* Begin RECORDS *

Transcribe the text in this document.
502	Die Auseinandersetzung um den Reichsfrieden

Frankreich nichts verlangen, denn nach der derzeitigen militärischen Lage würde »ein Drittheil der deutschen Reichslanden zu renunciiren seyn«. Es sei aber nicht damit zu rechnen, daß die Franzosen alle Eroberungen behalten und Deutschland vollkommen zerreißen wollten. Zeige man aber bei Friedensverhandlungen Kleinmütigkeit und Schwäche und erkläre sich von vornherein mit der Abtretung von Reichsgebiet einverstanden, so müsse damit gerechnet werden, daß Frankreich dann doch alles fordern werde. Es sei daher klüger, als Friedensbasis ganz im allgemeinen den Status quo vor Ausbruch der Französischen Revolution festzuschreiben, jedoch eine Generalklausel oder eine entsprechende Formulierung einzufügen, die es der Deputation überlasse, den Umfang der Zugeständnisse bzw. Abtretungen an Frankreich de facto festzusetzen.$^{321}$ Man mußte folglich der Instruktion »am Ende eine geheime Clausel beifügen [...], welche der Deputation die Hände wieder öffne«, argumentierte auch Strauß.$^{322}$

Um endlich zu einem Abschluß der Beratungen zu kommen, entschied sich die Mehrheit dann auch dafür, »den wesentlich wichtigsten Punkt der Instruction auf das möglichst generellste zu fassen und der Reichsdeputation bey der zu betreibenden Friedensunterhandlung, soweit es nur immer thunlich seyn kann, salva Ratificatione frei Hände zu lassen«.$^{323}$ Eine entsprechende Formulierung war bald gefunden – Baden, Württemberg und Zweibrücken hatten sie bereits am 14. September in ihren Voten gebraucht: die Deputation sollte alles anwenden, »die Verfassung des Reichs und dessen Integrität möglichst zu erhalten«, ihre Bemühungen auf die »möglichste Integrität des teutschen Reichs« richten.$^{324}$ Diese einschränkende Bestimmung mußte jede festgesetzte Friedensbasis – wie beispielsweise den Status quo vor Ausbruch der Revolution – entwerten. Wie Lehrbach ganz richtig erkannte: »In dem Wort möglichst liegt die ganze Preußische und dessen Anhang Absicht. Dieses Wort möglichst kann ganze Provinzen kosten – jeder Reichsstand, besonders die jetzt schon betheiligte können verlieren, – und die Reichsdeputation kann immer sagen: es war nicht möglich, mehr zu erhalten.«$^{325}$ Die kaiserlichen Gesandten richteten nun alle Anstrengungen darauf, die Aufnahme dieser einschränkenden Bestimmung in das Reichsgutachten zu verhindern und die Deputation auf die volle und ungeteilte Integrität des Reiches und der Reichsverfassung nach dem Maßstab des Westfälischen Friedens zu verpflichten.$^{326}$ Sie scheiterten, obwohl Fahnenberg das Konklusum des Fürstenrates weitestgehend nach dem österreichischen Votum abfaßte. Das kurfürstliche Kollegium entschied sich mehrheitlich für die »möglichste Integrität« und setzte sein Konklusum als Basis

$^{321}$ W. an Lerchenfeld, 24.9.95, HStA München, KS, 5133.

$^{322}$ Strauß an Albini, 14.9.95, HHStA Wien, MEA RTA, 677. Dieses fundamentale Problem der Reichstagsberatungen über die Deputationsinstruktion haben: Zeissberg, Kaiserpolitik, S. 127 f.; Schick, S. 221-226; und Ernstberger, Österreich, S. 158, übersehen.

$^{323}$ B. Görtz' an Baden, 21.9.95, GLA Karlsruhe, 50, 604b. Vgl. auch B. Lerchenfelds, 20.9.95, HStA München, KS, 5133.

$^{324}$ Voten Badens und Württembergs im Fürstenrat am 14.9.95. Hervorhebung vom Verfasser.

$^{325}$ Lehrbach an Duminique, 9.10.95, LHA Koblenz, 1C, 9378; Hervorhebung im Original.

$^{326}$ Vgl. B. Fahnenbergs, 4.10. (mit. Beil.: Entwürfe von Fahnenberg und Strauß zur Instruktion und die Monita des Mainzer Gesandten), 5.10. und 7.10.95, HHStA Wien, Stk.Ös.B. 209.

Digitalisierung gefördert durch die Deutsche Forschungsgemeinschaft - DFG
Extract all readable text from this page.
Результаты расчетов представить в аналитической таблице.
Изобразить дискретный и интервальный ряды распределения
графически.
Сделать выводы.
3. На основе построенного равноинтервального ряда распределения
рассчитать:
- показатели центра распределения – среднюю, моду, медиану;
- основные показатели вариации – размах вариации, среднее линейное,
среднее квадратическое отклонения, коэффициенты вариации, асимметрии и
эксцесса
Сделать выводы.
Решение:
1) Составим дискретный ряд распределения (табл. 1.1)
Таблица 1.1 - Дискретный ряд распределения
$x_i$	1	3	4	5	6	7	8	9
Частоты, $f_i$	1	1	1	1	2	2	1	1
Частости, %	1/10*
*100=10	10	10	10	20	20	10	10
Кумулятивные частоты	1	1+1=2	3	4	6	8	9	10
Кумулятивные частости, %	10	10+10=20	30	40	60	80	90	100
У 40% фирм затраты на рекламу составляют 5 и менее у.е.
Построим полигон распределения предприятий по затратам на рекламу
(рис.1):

* End RECORDS *

--- OBJECTIVE ---
The records above should be repeated in full, exactly as given.

--- THE OUTPUT ---
Transcribe the text in this document.
502	Die Auseinandersetzung um den Reichsfrieden

Frankreich nichts verlangen, denn nach der derzeitigen militärischen Lage würde »ein Drittheil der deutschen Reichslanden zu renunciiren seyn«. Es sei aber nicht damit zu rechnen, daß die Franzosen alle Eroberungen behalten und Deutschland vollkommen zerreißen wollten. Zeige man aber bei Friedensverhandlungen Kleinmütigkeit und Schwäche und erkläre sich von vornherein mit der Abtretung von Reichsgebiet einverstanden, so müsse damit gerechnet werden, daß Frankreich dann doch alles fordern werde. Es sei daher klüger, als Friedensbasis ganz im allgemeinen den Status quo vor Ausbruch der Französischen Revolution festzuschreiben, jedoch eine Generalklausel oder eine entsprechende Formulierung einzufügen, die es der Deputation überlasse, den Umfang der Zugeständnisse bzw. Abtretungen an Frankreich de facto festzusetzen.$^{321}$ Man mußte folglich der Instruktion »am Ende eine geheime Clausel beifügen [...], welche der Deputation die Hände wieder öffne«, argumentierte auch Strauß.$^{322}$

Um endlich zu einem Abschluß der Beratungen zu kommen, entschied sich die Mehrheit dann auch dafür, »den wesentlich wichtigsten Punkt der Instruction auf das möglichst generellste zu fassen und der Reichsdeputation bey der zu betreibenden Friedensunterhandlung, soweit es nur immer thunlich seyn kann, salva Ratificatione frei Hände zu lassen«.$^{323}$ Eine entsprechende Formulierung war bald gefunden – Baden, Württemberg und Zweibrücken hatten sie bereits am 14. September in ihren Voten gebraucht: die Deputation sollte alles anwenden, »die Verfassung des Reichs und dessen Integrität möglichst zu erhalten«, ihre Bemühungen auf die »möglichste Integrität des teutschen Reichs« richten.$^{324}$ Diese einschränkende Bestimmung mußte jede festgesetzte Friedensbasis – wie beispielsweise den Status quo vor Ausbruch der Revolution – entwerten. Wie Lehrbach ganz richtig erkannte: »In dem Wort möglichst liegt die ganze Preußische und dessen Anhang Absicht. Dieses Wort möglichst kann ganze Provinzen kosten – jeder Reichsstand, besonders die jetzt schon betheiligte können verlieren, – und die Reichsdeputation kann immer sagen: es war nicht möglich, mehr zu erhalten.«$^{325}$ Die kaiserlichen Gesandten richteten nun alle Anstrengungen darauf, die Aufnahme dieser einschränkenden Bestimmung in das Reichsgutachten zu verhindern und die Deputation auf die volle und ungeteilte Integrität des Reiches und der Reichsverfassung nach dem Maßstab des Westfälischen Friedens zu verpflichten.$^{326}$ Sie scheiterten, obwohl Fahnenberg das Konklusum des Fürstenrates weitestgehend nach dem österreichischen Votum abfaßte. Das kurfürstliche Kollegium entschied sich mehrheitlich für die »möglichste Integrität« und setzte sein Konklusum als Basis

$^{321}$ W. an Lerchenfeld, 24.9.95, HStA München, KS, 5133.

$^{322}$ Strauß an Albini, 14.9.95, HHStA Wien, MEA RTA, 677. Dieses fundamentale Problem der Reichstagsberatungen über die Deputationsinstruktion haben: Zeissberg, Kaiserpolitik, S. 127 f.; Schick, S. 221-226; und Ernstberger, Österreich, S. 158, übersehen.

$^{323}$ B. Görtz' an Baden, 21.9.95, GLA Karlsruhe, 50, 604b. Vgl. auch B. Lerchenfelds, 20.9.95, HStA München, KS, 5133.

$^{324}$ Voten Badens und Württembergs im Fürstenrat am 14.9.95. Hervorhebung vom Verfasser.

$^{325}$ Lehrbach an Duminique, 9.10.95, LHA Koblenz, 1C, 9378; Hervorhebung im Original.

$^{326}$ Vgl. B. Fahnenbergs, 4.10. (mit. Beil.: Entwürfe von Fahnenberg und Strauß zur Instruktion und die Monita des Mainzer Gesandten), 5.10. und 7.10.95, HHStA Wien, Stk.Ös.B. 209.

Digitalisierung gefördert durch die Deutsche Forschungsgemeinschaft - DFG
Extract all readable text from this page.
Результаты расчетов представить в аналитической таблице.
Изобразить дискретный и интервальный ряды распределения
графически.
Сделать выводы.
3. На основе построенного равноинтервального ряда распределения
рассчитать:
- показатели центра распределения – среднюю, моду, медиану;
- основные показатели вариации – размах вариации, среднее линейное,
среднее квадратическое отклонения, коэффициенты вариации, асимметрии и
эксцесса
Сделать выводы.
Решение:
1) Составим дискретный ряд распределения (табл. 1.1)
Таблица 1.1 - Дискретный ряд распределения
$x_i$	1	3	4	5	6	7	8	9
Частоты, $f_i$	1	1	1	1	2	2	1	1
Частости, %	1/10*
*100=10	10	10	10	20	20	10	10
Кумулятивные частоты	1	1+1=2	3	4	6	8	9	10
Кумулятивные частости, %	10	10+10=20	30	40	60	80	90	100
У 40% фирм затраты на рекламу составляют 5 и менее у.е.
Построим полигон распределения предприятий по затратам на рекламу
(рис.1):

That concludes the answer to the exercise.